- DATASET RECORDS -
* begin *
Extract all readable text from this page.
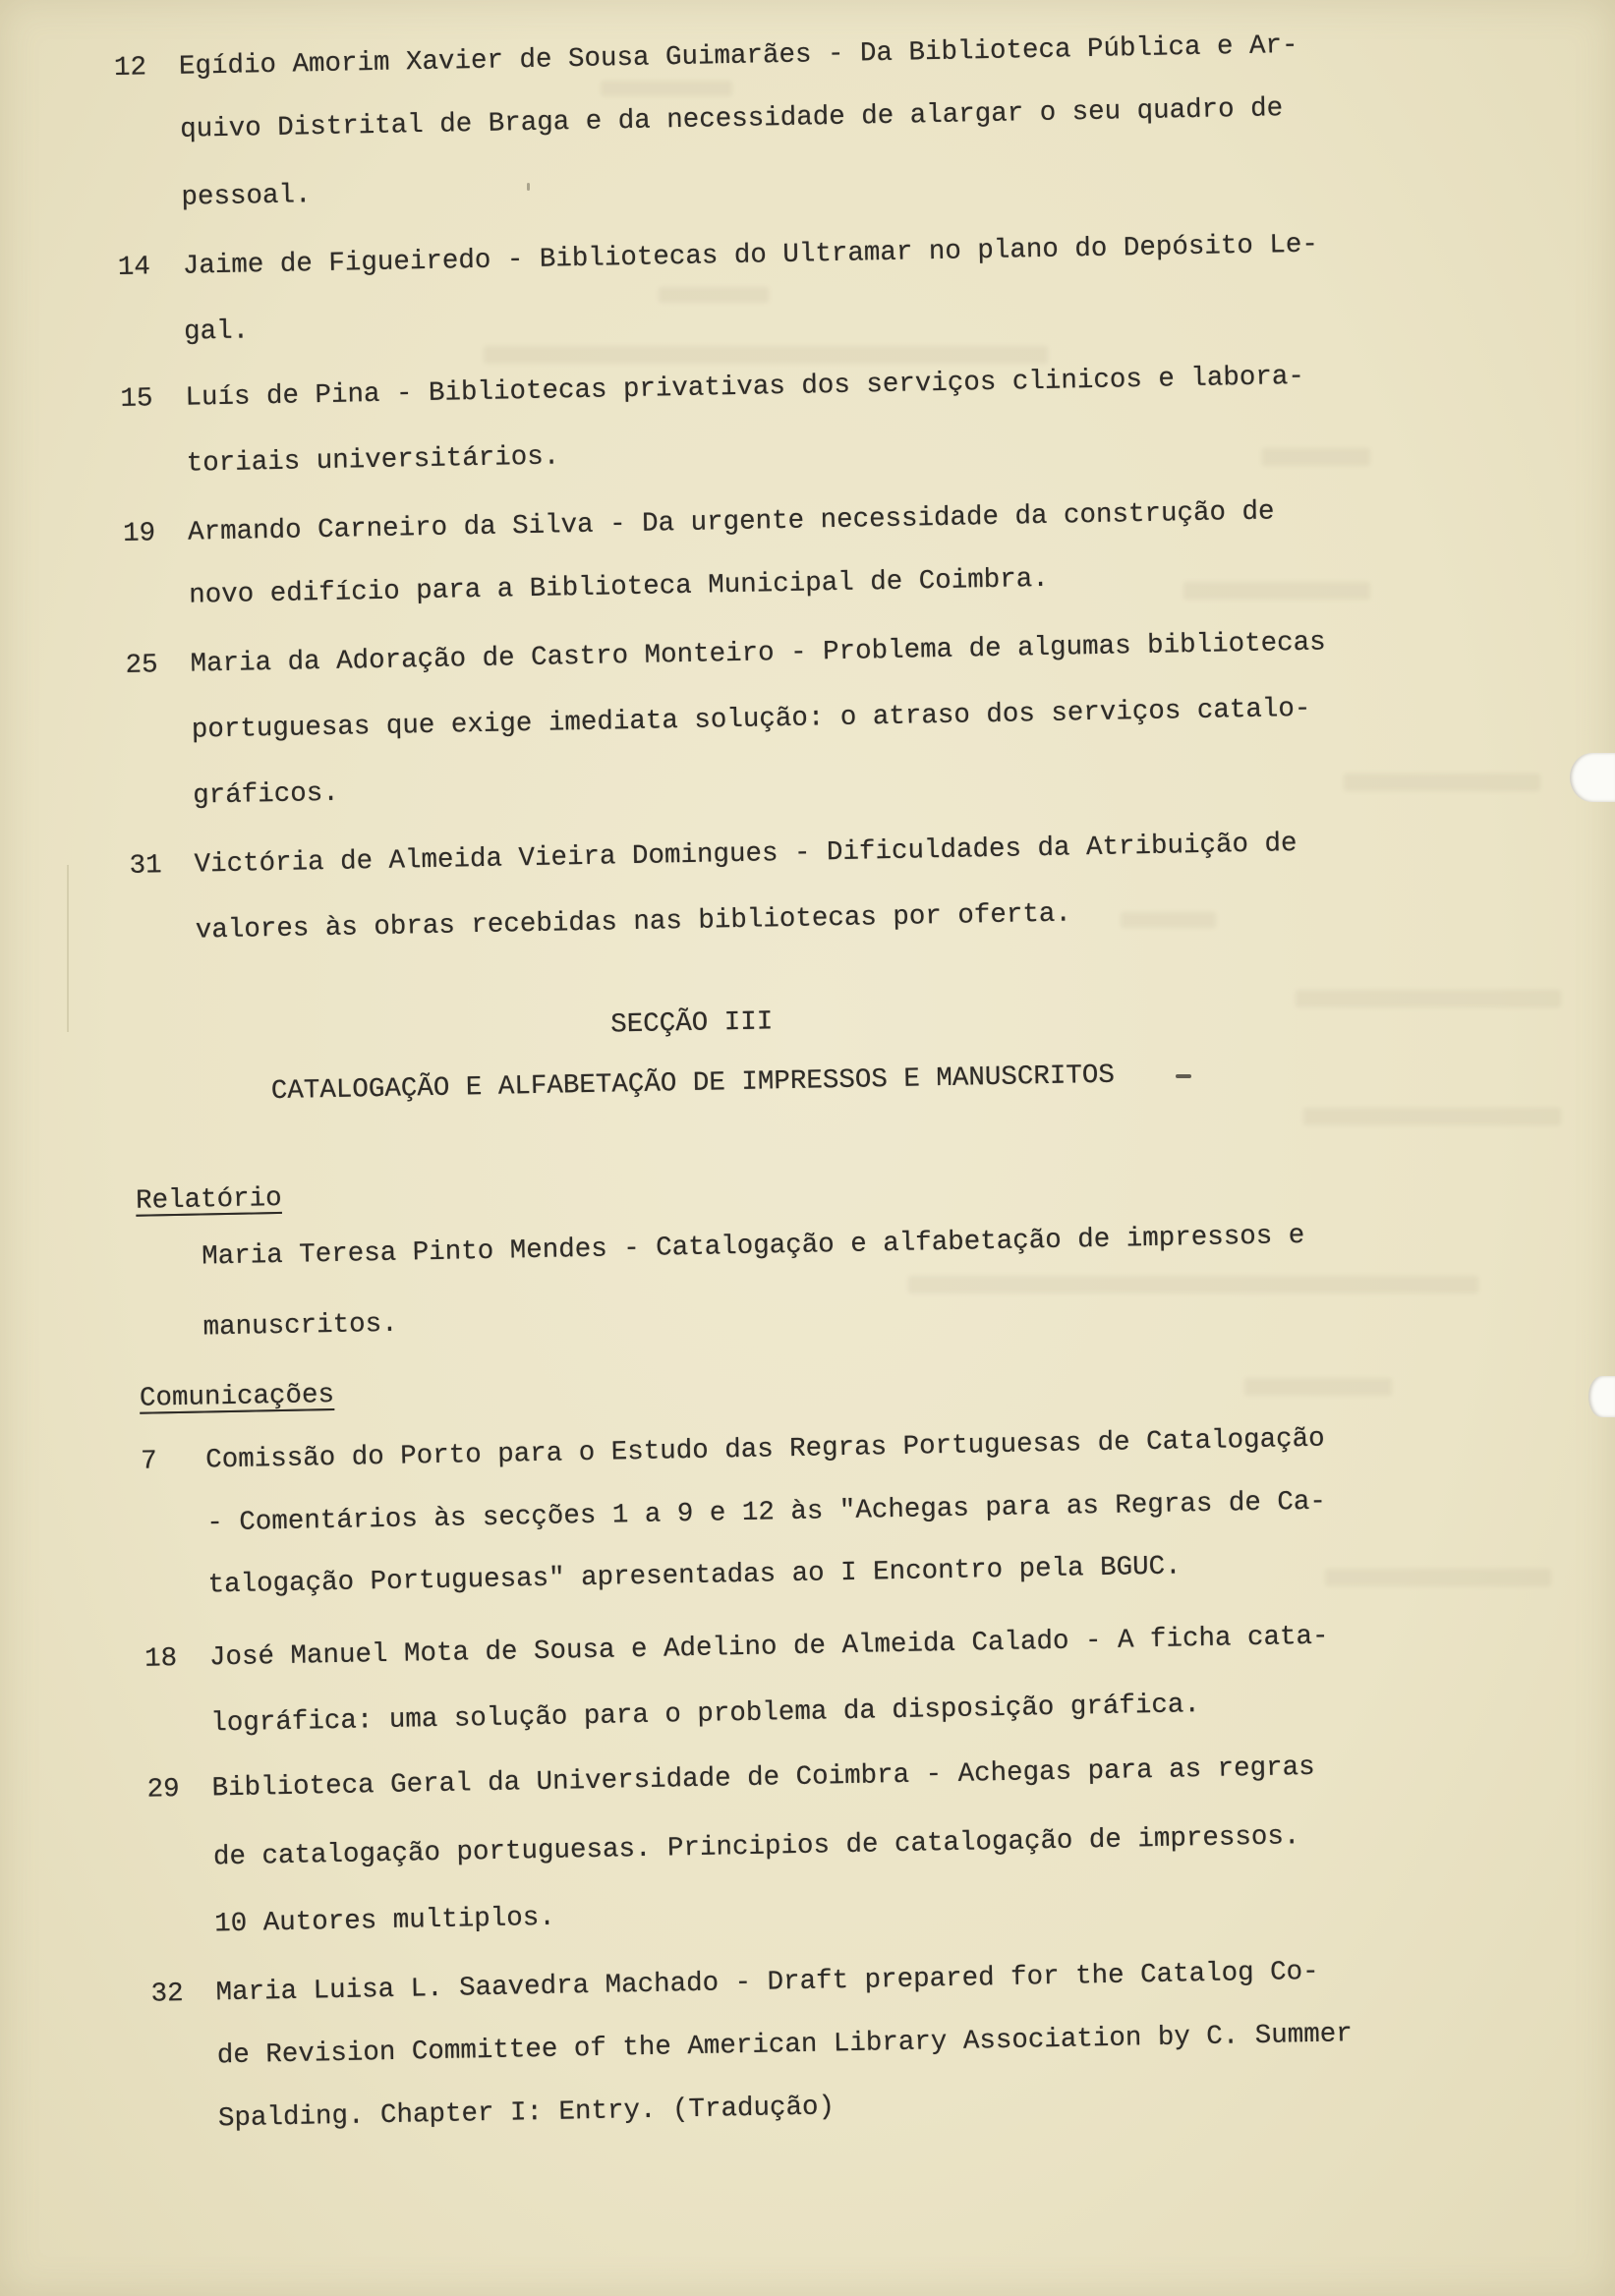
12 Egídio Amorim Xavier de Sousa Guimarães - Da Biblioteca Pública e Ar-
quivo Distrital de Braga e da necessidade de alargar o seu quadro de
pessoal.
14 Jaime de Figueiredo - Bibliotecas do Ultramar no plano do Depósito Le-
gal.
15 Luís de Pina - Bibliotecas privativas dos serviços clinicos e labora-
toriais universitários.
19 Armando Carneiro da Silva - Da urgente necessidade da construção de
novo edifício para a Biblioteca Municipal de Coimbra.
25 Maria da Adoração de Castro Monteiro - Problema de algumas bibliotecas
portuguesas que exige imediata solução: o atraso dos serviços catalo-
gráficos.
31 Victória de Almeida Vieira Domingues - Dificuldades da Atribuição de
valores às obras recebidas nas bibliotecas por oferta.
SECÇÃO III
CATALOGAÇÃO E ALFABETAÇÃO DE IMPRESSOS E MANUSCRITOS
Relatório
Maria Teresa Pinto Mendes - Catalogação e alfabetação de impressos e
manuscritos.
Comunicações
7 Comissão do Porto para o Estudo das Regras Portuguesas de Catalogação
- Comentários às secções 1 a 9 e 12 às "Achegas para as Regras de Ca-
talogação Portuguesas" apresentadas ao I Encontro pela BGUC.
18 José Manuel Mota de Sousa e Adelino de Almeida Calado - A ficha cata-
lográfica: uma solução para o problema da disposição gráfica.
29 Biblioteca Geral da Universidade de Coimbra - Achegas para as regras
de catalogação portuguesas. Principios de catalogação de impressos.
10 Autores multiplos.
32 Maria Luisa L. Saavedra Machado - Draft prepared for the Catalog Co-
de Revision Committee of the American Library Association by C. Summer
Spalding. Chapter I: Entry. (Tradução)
* end *
* begin *
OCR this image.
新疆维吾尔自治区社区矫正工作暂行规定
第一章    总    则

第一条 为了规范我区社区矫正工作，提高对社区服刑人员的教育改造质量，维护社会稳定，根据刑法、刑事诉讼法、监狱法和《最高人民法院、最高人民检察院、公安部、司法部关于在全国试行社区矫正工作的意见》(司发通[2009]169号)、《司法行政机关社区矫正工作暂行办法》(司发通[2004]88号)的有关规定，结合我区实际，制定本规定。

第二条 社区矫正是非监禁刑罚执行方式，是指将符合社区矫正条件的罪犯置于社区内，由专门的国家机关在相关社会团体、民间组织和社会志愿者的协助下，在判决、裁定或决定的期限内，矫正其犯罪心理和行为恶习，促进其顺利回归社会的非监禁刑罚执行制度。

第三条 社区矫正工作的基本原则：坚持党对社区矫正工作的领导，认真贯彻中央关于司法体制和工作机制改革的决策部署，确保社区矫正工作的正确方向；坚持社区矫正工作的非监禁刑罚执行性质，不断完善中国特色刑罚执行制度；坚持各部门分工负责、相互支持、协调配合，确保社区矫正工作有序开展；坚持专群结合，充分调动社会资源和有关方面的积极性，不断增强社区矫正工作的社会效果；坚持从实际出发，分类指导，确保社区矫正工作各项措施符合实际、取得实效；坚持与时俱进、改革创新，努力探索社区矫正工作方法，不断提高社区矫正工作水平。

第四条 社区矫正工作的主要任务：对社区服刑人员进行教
* end *
Return every line in the listing that contains the word "para".

novo edifício para a Biblioteca Municipal de Coimbra.
7 Comissão do Porto para o Estudo das Regras Portuguesas de Catalogação
- Comentários às secções 1 a 9 e 12 às "Achegas para as Regras de Ca-
lográfica: uma solução para o problema da disposição gráfica.
29 Biblioteca Geral da Universidade de Coimbra - Achegas para as regras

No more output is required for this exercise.